> **Directions for this task**:
From the line containing "Type out the text in this image." to the last line of the data below, copy everything exactly and nothing else; pictures stay out.

> **Data excerpts**:

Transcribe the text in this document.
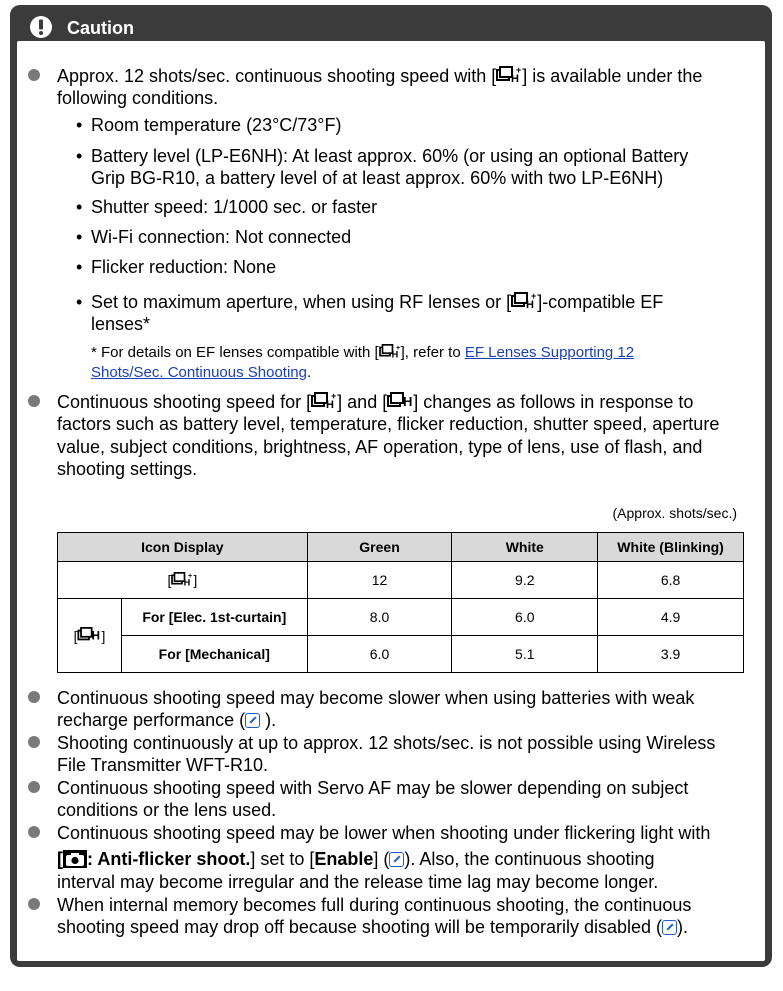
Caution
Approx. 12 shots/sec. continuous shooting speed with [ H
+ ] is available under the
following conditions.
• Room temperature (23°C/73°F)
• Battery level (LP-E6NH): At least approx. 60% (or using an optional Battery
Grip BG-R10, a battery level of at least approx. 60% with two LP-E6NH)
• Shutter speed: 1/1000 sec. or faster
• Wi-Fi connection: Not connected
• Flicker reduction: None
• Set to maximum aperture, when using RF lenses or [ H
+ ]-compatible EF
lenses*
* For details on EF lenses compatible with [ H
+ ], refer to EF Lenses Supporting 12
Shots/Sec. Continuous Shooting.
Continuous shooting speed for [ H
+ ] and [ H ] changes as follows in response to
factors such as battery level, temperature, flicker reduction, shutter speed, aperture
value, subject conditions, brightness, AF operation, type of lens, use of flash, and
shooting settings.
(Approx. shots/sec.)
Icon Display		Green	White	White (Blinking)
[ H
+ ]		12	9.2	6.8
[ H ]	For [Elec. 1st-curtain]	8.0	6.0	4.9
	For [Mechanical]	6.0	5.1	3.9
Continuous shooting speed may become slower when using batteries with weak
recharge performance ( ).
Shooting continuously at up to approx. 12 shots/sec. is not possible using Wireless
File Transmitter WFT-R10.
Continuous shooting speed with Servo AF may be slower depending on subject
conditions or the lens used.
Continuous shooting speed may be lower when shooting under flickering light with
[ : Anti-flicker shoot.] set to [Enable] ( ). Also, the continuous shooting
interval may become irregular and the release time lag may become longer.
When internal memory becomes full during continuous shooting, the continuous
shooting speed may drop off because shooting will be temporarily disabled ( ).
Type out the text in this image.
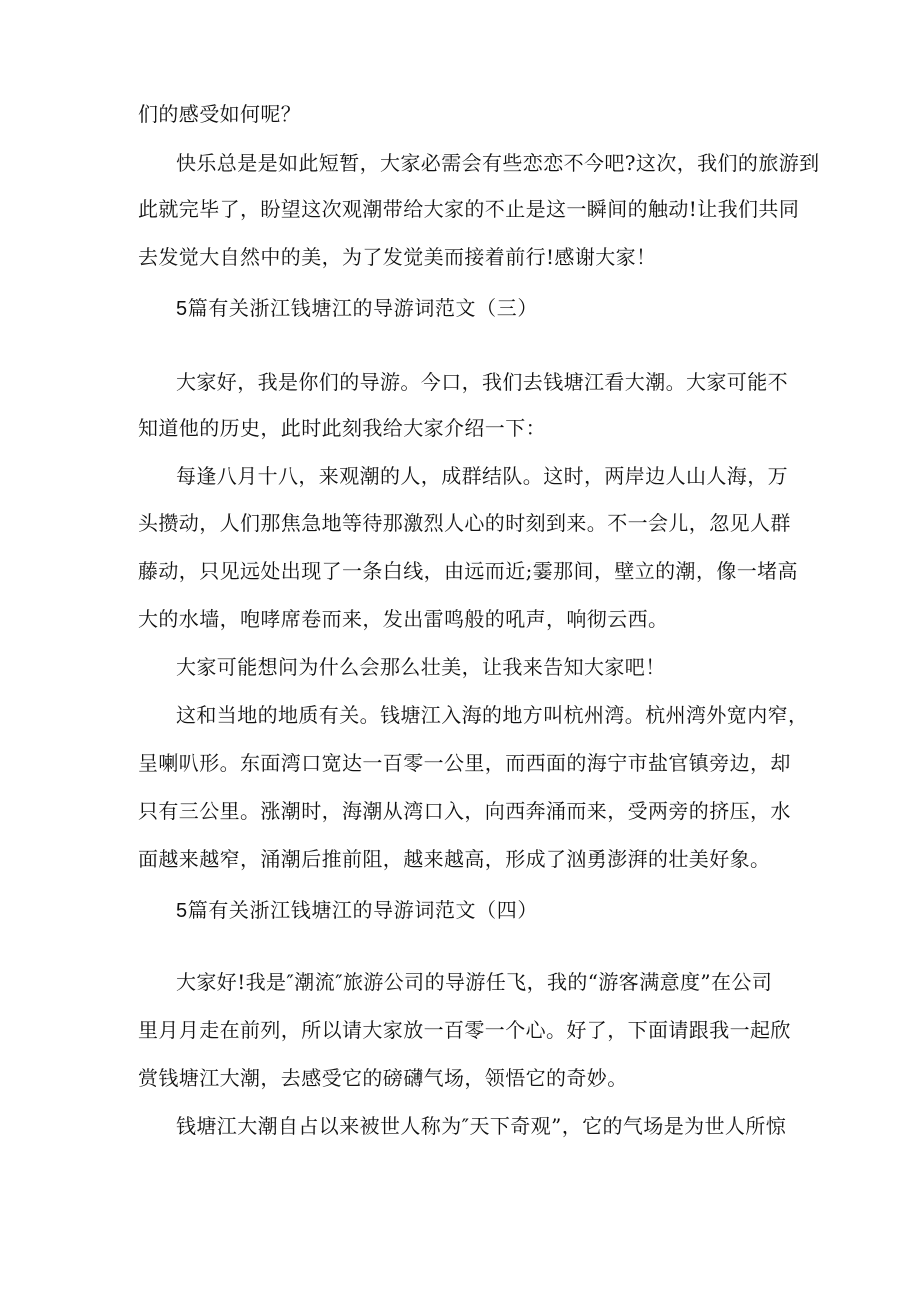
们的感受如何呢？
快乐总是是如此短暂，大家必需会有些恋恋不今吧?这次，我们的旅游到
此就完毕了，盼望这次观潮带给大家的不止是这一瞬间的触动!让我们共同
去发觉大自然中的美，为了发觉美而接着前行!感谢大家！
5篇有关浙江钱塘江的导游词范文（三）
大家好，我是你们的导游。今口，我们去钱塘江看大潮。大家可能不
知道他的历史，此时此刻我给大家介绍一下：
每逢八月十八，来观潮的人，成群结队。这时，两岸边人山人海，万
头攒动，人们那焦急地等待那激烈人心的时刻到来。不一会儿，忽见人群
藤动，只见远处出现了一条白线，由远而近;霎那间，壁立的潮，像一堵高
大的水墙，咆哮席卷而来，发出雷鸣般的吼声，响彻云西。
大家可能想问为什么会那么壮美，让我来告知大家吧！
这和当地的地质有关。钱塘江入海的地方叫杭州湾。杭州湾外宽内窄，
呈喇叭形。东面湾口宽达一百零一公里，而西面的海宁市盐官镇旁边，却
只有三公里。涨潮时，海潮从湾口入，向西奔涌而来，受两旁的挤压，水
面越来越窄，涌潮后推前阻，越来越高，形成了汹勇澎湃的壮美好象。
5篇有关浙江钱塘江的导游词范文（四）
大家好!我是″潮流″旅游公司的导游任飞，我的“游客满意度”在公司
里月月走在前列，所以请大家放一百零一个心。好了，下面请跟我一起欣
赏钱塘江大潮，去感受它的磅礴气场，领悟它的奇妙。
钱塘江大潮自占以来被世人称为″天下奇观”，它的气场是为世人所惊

> **Answer for this exercise**:
Type out the text in this image.
们的感受如何呢？
快乐总是是如此短暂，大家必需会有些恋恋不今吧?这次，我们的旅游到
此就完毕了，盼望这次观潮带给大家的不止是这一瞬间的触动!让我们共同
去发觉大自然中的美，为了发觉美而接着前行!感谢大家！
5篇有关浙江钱塘江的导游词范文（三）
大家好，我是你们的导游。今口，我们去钱塘江看大潮。大家可能不
知道他的历史，此时此刻我给大家介绍一下：
每逢八月十八，来观潮的人，成群结队。这时，两岸边人山人海，万
头攒动，人们那焦急地等待那激烈人心的时刻到来。不一会儿，忽见人群
藤动，只见远处出现了一条白线，由远而近;霎那间，壁立的潮，像一堵高
大的水墙，咆哮席卷而来，发出雷鸣般的吼声，响彻云西。
大家可能想问为什么会那么壮美，让我来告知大家吧！
这和当地的地质有关。钱塘江入海的地方叫杭州湾。杭州湾外宽内窄，
呈喇叭形。东面湾口宽达一百零一公里，而西面的海宁市盐官镇旁边，却
只有三公里。涨潮时，海潮从湾口入，向西奔涌而来，受两旁的挤压，水
面越来越窄，涌潮后推前阻，越来越高，形成了汹勇澎湃的壮美好象。
5篇有关浙江钱塘江的导游词范文（四）
大家好!我是″潮流″旅游公司的导游任飞，我的“游客满意度”在公司
里月月走在前列，所以请大家放一百零一个心。好了，下面请跟我一起欣
赏钱塘江大潮，去感受它的磅礴气场，领悟它的奇妙。
钱塘江大潮自占以来被世人称为″天下奇观”，它的气场是为世人所惊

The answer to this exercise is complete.